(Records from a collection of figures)
* * * *
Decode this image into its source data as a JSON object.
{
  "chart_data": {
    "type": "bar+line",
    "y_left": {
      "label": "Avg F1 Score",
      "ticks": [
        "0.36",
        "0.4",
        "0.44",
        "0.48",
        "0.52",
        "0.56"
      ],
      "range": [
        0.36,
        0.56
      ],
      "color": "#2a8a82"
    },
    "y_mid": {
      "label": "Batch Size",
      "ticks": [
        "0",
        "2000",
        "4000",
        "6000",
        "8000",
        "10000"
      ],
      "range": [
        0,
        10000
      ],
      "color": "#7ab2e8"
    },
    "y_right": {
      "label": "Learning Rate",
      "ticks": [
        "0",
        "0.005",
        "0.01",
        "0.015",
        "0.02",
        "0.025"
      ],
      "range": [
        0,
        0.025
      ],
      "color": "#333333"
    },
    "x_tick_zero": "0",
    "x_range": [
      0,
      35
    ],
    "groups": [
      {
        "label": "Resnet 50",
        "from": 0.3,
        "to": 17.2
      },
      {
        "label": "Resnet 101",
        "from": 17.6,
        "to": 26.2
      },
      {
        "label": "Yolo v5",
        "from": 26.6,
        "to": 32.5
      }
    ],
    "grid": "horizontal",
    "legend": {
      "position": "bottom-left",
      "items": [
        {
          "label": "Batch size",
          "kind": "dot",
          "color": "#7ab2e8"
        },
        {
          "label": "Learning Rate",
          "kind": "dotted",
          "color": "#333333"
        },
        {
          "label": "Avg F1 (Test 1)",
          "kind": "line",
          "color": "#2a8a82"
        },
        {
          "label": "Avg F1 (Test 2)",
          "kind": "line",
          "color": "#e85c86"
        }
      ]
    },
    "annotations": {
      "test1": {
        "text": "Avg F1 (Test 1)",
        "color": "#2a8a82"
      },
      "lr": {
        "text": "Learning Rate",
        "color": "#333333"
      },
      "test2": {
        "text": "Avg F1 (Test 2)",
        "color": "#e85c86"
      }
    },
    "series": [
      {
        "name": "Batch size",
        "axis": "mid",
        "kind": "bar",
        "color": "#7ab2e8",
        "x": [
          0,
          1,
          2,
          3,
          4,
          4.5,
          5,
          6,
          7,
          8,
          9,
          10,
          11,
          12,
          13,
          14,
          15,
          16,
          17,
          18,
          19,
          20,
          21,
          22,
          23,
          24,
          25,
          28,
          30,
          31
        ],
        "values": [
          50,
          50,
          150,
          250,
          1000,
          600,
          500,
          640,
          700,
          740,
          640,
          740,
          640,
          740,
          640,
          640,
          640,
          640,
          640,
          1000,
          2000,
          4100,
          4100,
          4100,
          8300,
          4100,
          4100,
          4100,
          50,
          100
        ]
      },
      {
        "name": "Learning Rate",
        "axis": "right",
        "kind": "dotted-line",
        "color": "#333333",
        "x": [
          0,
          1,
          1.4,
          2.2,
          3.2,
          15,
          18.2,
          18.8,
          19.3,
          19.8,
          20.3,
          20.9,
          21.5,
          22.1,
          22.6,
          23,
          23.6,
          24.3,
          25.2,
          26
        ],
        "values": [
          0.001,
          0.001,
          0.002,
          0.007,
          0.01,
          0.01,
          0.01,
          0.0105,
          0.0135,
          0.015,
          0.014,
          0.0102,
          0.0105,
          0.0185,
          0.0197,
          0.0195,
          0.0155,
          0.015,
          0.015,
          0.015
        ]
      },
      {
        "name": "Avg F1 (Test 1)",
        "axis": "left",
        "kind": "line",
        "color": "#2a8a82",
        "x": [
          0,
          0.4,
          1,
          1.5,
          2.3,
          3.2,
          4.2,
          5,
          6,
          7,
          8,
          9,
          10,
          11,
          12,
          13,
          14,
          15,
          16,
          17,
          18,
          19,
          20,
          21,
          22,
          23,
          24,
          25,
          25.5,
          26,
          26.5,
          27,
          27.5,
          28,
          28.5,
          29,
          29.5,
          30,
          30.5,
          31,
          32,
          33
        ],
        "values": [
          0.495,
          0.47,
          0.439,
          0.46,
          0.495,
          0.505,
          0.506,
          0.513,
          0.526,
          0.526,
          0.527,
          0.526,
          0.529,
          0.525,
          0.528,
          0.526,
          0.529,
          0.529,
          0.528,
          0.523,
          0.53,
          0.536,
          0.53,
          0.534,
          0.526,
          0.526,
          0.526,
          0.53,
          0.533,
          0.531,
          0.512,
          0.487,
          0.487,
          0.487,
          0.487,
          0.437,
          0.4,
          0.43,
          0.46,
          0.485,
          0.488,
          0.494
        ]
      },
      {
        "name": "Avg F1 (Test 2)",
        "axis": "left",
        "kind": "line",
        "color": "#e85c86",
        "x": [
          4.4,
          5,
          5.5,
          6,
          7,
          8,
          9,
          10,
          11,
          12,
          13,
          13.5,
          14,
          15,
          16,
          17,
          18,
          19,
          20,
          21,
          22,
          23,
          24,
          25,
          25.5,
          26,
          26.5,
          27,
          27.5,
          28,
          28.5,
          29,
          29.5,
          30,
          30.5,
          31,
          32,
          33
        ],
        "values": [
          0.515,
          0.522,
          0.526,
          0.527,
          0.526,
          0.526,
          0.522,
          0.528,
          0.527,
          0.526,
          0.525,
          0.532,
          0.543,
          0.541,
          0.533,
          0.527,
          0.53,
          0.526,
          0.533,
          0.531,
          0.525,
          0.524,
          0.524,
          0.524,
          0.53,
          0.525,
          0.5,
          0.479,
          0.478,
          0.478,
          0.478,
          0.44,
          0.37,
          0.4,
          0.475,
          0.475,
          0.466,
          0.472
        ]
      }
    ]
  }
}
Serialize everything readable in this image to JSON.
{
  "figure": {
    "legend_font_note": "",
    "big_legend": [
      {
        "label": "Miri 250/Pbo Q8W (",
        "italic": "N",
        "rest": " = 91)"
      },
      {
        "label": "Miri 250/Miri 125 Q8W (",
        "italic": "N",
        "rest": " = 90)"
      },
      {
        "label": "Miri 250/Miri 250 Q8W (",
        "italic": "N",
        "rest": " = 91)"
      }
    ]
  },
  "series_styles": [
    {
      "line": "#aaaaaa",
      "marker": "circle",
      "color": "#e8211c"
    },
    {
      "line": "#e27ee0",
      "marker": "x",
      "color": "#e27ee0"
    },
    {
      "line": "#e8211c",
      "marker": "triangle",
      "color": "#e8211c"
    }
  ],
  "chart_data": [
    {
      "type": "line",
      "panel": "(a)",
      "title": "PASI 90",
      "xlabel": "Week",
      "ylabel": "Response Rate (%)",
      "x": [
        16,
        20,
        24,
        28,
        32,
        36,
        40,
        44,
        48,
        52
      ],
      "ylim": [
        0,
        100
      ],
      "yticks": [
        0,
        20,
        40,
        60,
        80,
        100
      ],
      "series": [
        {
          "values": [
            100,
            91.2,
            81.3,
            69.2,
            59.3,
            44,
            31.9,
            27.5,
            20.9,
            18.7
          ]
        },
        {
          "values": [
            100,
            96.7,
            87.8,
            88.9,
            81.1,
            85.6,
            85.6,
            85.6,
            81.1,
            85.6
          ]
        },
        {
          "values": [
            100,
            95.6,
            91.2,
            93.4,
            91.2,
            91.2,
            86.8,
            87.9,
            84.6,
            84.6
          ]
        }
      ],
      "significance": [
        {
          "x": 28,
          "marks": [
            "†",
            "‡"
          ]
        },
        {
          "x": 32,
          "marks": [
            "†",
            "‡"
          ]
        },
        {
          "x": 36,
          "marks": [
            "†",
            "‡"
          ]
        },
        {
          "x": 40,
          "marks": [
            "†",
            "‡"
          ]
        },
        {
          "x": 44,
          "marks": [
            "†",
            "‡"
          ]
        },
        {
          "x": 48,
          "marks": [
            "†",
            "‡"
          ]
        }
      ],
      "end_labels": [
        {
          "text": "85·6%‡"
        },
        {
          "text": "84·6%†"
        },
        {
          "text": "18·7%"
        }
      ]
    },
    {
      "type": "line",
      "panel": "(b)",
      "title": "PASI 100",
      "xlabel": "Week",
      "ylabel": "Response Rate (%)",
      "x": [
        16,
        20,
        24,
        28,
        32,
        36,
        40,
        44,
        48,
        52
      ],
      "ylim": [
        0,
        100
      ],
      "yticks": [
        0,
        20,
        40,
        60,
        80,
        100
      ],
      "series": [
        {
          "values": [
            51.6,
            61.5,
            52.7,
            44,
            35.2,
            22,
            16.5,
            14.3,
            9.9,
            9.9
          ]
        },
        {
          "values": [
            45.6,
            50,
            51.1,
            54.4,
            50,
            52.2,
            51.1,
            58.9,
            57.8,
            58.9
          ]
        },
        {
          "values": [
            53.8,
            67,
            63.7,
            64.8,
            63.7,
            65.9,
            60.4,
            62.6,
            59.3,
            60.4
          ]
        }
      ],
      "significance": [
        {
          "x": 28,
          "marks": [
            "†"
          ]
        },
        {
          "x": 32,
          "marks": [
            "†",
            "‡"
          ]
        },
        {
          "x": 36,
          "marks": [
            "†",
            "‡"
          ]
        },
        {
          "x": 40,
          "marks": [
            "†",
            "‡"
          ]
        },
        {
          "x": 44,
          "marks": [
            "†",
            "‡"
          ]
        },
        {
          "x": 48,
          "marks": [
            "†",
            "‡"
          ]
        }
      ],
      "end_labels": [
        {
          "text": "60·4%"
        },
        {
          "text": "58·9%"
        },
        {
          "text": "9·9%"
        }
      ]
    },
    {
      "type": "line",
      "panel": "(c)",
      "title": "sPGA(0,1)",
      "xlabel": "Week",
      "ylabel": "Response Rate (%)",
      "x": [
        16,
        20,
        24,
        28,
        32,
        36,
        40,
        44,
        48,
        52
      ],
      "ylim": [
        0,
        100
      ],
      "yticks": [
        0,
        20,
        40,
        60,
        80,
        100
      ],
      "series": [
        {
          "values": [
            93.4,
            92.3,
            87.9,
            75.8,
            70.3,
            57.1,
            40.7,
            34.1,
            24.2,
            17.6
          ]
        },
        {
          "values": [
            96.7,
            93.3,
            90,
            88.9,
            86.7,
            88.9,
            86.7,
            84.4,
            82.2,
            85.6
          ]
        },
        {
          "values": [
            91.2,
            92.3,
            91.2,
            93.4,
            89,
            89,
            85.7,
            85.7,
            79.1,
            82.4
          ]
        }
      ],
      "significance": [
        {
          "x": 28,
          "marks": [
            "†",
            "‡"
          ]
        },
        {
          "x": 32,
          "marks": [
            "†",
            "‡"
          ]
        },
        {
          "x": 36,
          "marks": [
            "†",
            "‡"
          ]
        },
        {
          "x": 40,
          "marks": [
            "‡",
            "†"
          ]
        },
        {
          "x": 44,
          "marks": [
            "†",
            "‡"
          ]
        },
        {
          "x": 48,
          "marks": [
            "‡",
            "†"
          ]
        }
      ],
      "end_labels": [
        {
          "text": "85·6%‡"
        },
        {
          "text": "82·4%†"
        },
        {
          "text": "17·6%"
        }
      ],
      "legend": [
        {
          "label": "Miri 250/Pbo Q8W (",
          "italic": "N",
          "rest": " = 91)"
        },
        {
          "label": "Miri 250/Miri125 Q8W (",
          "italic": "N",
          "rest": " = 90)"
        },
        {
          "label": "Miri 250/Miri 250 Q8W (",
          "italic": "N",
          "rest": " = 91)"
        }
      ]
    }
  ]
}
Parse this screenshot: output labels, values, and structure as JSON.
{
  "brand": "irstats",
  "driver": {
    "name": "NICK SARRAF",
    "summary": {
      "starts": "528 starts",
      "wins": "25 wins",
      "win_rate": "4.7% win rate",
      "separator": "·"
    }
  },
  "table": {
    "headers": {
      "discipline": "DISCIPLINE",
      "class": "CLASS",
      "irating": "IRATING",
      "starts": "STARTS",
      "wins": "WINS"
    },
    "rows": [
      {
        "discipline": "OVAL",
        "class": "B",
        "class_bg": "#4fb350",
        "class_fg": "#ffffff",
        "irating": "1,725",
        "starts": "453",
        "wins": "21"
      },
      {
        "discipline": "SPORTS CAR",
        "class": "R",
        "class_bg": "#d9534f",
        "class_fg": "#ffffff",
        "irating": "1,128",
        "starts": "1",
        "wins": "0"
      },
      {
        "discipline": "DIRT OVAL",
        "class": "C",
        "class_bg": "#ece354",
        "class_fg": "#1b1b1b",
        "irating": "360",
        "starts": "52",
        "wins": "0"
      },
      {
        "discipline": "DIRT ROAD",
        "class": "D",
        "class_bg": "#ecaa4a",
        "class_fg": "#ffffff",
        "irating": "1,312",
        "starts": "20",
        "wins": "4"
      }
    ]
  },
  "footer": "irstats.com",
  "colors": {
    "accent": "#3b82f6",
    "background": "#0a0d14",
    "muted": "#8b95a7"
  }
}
* * * *
## [Short exercise]
Report all lines of the data above that include the string "discipline".

## [Task response]
      "discipline": "DISCIPLINE",
        "discipline": "OVAL",
        "discipline": "SPORTS CAR",
        "discipline": "DIRT OVAL",
        "discipline": "DIRT ROAD",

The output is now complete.